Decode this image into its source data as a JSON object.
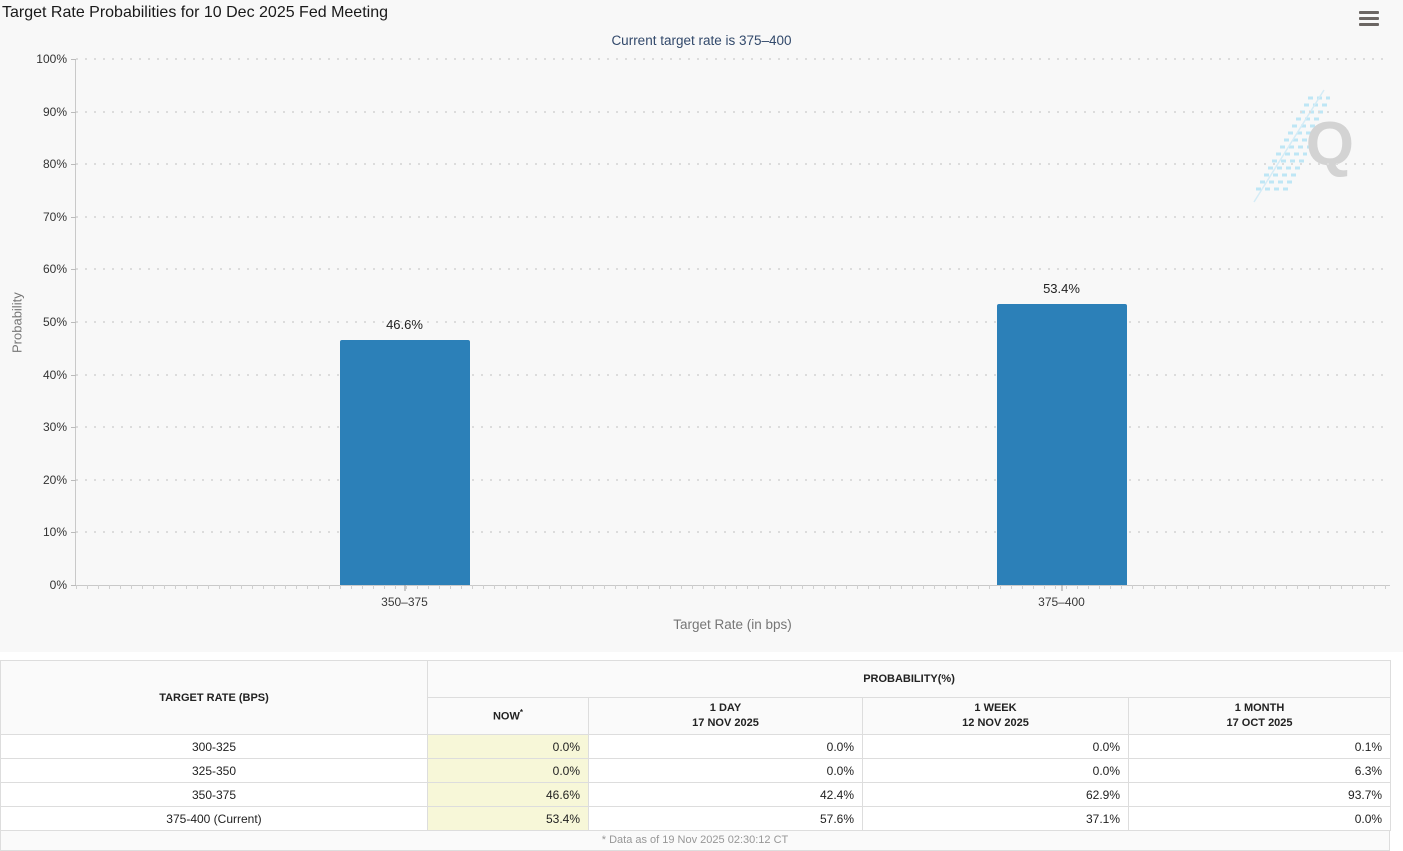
{
  "header": {
    "title": "Target Rate Probabilities for 10 Dec 2025 Fed Meeting",
    "subtitle": "Current target rate is 375–400",
    "menu_icon": "hamburger-menu",
    "watermark_letter": "Q"
  },
  "chart_data": {
    "type": "bar",
    "title": "Target Rate Probabilities for 10 Dec 2025 Fed Meeting",
    "subtitle": "Current target rate is 375–400",
    "categories": [
      "350–375",
      "375–400"
    ],
    "values": [
      46.6,
      53.4
    ],
    "bar_labels": [
      "46.6%",
      "53.4%"
    ],
    "xlabel": "Target Rate (in bps)",
    "ylabel": "Probability",
    "ylim": [
      0,
      100
    ],
    "ytick_step": 10,
    "ytick_suffix": "%",
    "grid": "horizontal-dotted",
    "legend": "none",
    "bar_color": "#2c80b8"
  },
  "table": {
    "col1_header": "TARGET RATE (BPS)",
    "group_header": "PROBABILITY(%)",
    "columns": [
      {
        "label": "NOW",
        "sup": "*",
        "sub": ""
      },
      {
        "label": "1 DAY",
        "sup": "",
        "sub": "17 NOV 2025"
      },
      {
        "label": "1 WEEK",
        "sup": "",
        "sub": "12 NOV 2025"
      },
      {
        "label": "1 MONTH",
        "sup": "",
        "sub": "17 OCT 2025"
      }
    ],
    "rows": [
      {
        "rate": "300-325",
        "now": "0.0%",
        "day": "0.0%",
        "week": "0.0%",
        "month": "0.1%"
      },
      {
        "rate": "325-350",
        "now": "0.0%",
        "day": "0.0%",
        "week": "0.0%",
        "month": "6.3%"
      },
      {
        "rate": "350-375",
        "now": "46.6%",
        "day": "42.4%",
        "week": "62.9%",
        "month": "93.7%"
      },
      {
        "rate": "375-400 (Current)",
        "now": "53.4%",
        "day": "57.6%",
        "week": "37.1%",
        "month": "0.0%"
      }
    ],
    "footnote": "* Data as of 19 Nov 2025 02:30:12 CT"
  },
  "colors": {
    "bar": "#2c80b8",
    "now_cell_bg": "#f7f7d8",
    "subtitle_text": "#32496b",
    "panel_bg": "#f8f8f8",
    "watermark_blue": "#b5e3f5"
  }
}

• • • • • • •

• EXERCISE AIM
Reproduce the material word for word. Any pictures should be left out of the copy.

• RESULT FOR THIS TASK
Decode this image into its source data as a JSON object.
{
  "header": {
    "title": "Target Rate Probabilities for 10 Dec 2025 Fed Meeting",
    "subtitle": "Current target rate is 375–400",
    "menu_icon": "hamburger-menu",
    "watermark_letter": "Q"
  },
  "chart_data": {
    "type": "bar",
    "title": "Target Rate Probabilities for 10 Dec 2025 Fed Meeting",
    "subtitle": "Current target rate is 375–400",
    "categories": [
      "350–375",
      "375–400"
    ],
    "values": [
      46.6,
      53.4
    ],
    "bar_labels": [
      "46.6%",
      "53.4%"
    ],
    "xlabel": "Target Rate (in bps)",
    "ylabel": "Probability",
    "ylim": [
      0,
      100
    ],
    "ytick_step": 10,
    "ytick_suffix": "%",
    "grid": "horizontal-dotted",
    "legend": "none",
    "bar_color": "#2c80b8"
  },
  "table": {
    "col1_header": "TARGET RATE (BPS)",
    "group_header": "PROBABILITY(%)",
    "columns": [
      {
        "label": "NOW",
        "sup": "*",
        "sub": ""
      },
      {
        "label": "1 DAY",
        "sup": "",
        "sub": "17 NOV 2025"
      },
      {
        "label": "1 WEEK",
        "sup": "",
        "sub": "12 NOV 2025"
      },
      {
        "label": "1 MONTH",
        "sup": "",
        "sub": "17 OCT 2025"
      }
    ],
    "rows": [
      {
        "rate": "300-325",
        "now": "0.0%",
        "day": "0.0%",
        "week": "0.0%",
        "month": "0.1%"
      },
      {
        "rate": "325-350",
        "now": "0.0%",
        "day": "0.0%",
        "week": "0.0%",
        "month": "6.3%"
      },
      {
        "rate": "350-375",
        "now": "46.6%",
        "day": "42.4%",
        "week": "62.9%",
        "month": "93.7%"
      },
      {
        "rate": "375-400 (Current)",
        "now": "53.4%",
        "day": "57.6%",
        "week": "37.1%",
        "month": "0.0%"
      }
    ],
    "footnote": "* Data as of 19 Nov 2025 02:30:12 CT"
  },
  "colors": {
    "bar": "#2c80b8",
    "now_cell_bg": "#f7f7d8",
    "subtitle_text": "#32496b",
    "panel_bg": "#f8f8f8",
    "watermark_blue": "#b5e3f5"
  }
}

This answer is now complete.